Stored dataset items
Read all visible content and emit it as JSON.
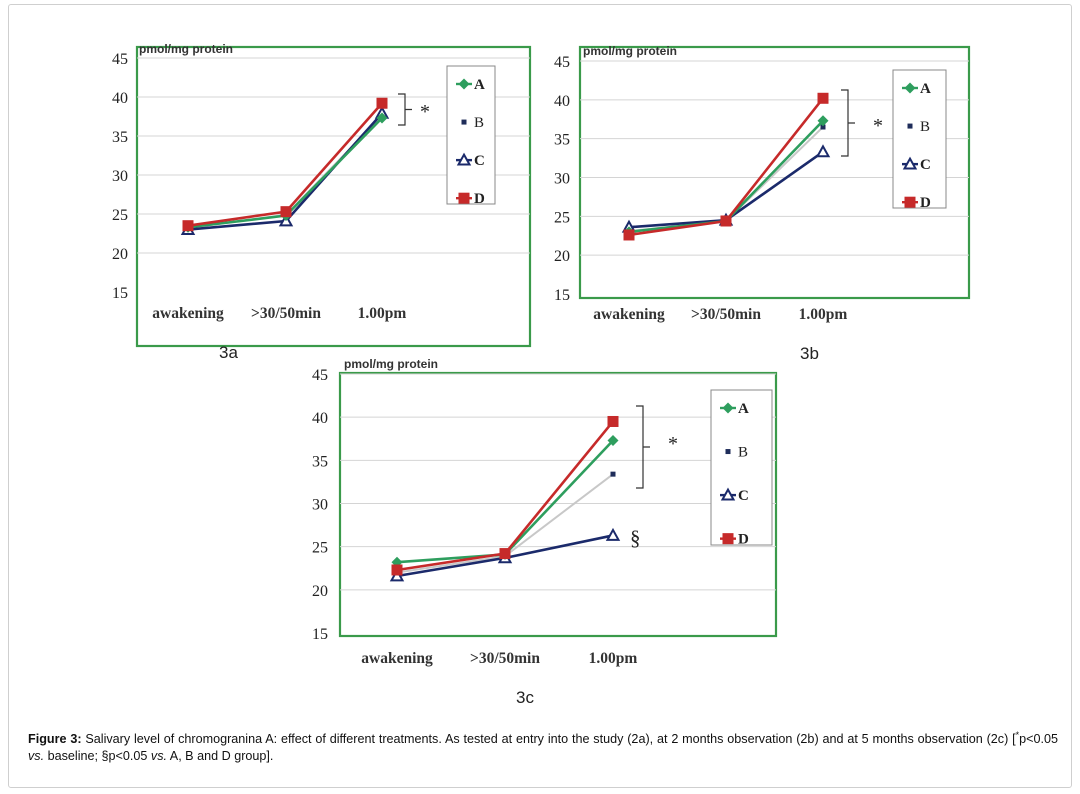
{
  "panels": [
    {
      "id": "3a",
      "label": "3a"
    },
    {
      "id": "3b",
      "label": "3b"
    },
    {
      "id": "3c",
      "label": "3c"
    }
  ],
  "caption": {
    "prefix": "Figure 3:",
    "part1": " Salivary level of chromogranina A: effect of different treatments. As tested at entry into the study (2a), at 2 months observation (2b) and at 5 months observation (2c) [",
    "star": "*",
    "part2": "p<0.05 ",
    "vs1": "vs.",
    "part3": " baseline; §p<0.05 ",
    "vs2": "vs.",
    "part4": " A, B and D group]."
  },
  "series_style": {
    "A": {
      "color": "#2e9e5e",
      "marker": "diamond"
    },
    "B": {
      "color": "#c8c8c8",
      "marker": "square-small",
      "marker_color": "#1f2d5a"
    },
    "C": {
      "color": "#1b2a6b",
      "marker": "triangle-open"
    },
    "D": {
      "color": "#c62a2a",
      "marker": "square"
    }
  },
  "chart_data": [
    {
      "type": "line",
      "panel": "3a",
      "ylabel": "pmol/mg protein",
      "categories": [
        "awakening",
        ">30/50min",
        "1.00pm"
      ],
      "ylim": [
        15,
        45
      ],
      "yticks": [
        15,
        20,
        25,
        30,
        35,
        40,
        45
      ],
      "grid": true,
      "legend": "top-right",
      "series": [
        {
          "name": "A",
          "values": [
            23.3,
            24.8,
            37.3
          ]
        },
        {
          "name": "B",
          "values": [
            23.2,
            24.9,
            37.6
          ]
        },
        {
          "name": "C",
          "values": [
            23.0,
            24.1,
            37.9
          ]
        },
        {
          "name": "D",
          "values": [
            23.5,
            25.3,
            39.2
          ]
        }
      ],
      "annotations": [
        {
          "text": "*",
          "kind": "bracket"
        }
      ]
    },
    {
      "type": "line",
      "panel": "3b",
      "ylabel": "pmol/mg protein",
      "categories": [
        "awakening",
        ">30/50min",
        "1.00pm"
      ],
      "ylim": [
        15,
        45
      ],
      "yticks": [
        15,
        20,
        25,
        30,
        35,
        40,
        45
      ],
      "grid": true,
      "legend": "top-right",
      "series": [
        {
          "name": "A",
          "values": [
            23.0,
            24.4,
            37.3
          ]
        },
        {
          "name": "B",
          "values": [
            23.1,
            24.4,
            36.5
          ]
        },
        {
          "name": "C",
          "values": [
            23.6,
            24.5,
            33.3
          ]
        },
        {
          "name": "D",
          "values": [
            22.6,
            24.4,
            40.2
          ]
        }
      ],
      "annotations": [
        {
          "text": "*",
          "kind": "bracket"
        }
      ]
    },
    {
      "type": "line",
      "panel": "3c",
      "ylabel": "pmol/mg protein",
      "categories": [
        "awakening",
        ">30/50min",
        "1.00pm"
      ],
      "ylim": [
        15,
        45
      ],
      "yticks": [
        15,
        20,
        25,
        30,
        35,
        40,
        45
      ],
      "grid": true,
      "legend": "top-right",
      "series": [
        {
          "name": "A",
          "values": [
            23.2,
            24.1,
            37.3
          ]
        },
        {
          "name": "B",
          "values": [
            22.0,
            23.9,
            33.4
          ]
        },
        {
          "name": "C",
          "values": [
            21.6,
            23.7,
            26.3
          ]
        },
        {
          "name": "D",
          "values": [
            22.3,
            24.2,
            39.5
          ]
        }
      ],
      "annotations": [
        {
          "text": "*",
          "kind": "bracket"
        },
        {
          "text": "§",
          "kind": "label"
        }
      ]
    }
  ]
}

Required action: Copy the data precisely. Skip every picture.

Exercise output:
Read all visible content and emit it as JSON.
{
  "panels": [
    {
      "id": "3a",
      "label": "3a"
    },
    {
      "id": "3b",
      "label": "3b"
    },
    {
      "id": "3c",
      "label": "3c"
    }
  ],
  "caption": {
    "prefix": "Figure 3:",
    "part1": " Salivary level of chromogranina A: effect of different treatments. As tested at entry into the study (2a), at 2 months observation (2b) and at 5 months observation (2c) [",
    "star": "*",
    "part2": "p<0.05 ",
    "vs1": "vs.",
    "part3": " baseline; §p<0.05 ",
    "vs2": "vs.",
    "part4": " A, B and D group]."
  },
  "series_style": {
    "A": {
      "color": "#2e9e5e",
      "marker": "diamond"
    },
    "B": {
      "color": "#c8c8c8",
      "marker": "square-small",
      "marker_color": "#1f2d5a"
    },
    "C": {
      "color": "#1b2a6b",
      "marker": "triangle-open"
    },
    "D": {
      "color": "#c62a2a",
      "marker": "square"
    }
  },
  "chart_data": [
    {
      "type": "line",
      "panel": "3a",
      "ylabel": "pmol/mg protein",
      "categories": [
        "awakening",
        ">30/50min",
        "1.00pm"
      ],
      "ylim": [
        15,
        45
      ],
      "yticks": [
        15,
        20,
        25,
        30,
        35,
        40,
        45
      ],
      "grid": true,
      "legend": "top-right",
      "series": [
        {
          "name": "A",
          "values": [
            23.3,
            24.8,
            37.3
          ]
        },
        {
          "name": "B",
          "values": [
            23.2,
            24.9,
            37.6
          ]
        },
        {
          "name": "C",
          "values": [
            23.0,
            24.1,
            37.9
          ]
        },
        {
          "name": "D",
          "values": [
            23.5,
            25.3,
            39.2
          ]
        }
      ],
      "annotations": [
        {
          "text": "*",
          "kind": "bracket"
        }
      ]
    },
    {
      "type": "line",
      "panel": "3b",
      "ylabel": "pmol/mg protein",
      "categories": [
        "awakening",
        ">30/50min",
        "1.00pm"
      ],
      "ylim": [
        15,
        45
      ],
      "yticks": [
        15,
        20,
        25,
        30,
        35,
        40,
        45
      ],
      "grid": true,
      "legend": "top-right",
      "series": [
        {
          "name": "A",
          "values": [
            23.0,
            24.4,
            37.3
          ]
        },
        {
          "name": "B",
          "values": [
            23.1,
            24.4,
            36.5
          ]
        },
        {
          "name": "C",
          "values": [
            23.6,
            24.5,
            33.3
          ]
        },
        {
          "name": "D",
          "values": [
            22.6,
            24.4,
            40.2
          ]
        }
      ],
      "annotations": [
        {
          "text": "*",
          "kind": "bracket"
        }
      ]
    },
    {
      "type": "line",
      "panel": "3c",
      "ylabel": "pmol/mg protein",
      "categories": [
        "awakening",
        ">30/50min",
        "1.00pm"
      ],
      "ylim": [
        15,
        45
      ],
      "yticks": [
        15,
        20,
        25,
        30,
        35,
        40,
        45
      ],
      "grid": true,
      "legend": "top-right",
      "series": [
        {
          "name": "A",
          "values": [
            23.2,
            24.1,
            37.3
          ]
        },
        {
          "name": "B",
          "values": [
            22.0,
            23.9,
            33.4
          ]
        },
        {
          "name": "C",
          "values": [
            21.6,
            23.7,
            26.3
          ]
        },
        {
          "name": "D",
          "values": [
            22.3,
            24.2,
            39.5
          ]
        }
      ],
      "annotations": [
        {
          "text": "*",
          "kind": "bracket"
        },
        {
          "text": "§",
          "kind": "label"
        }
      ]
    }
  ]
}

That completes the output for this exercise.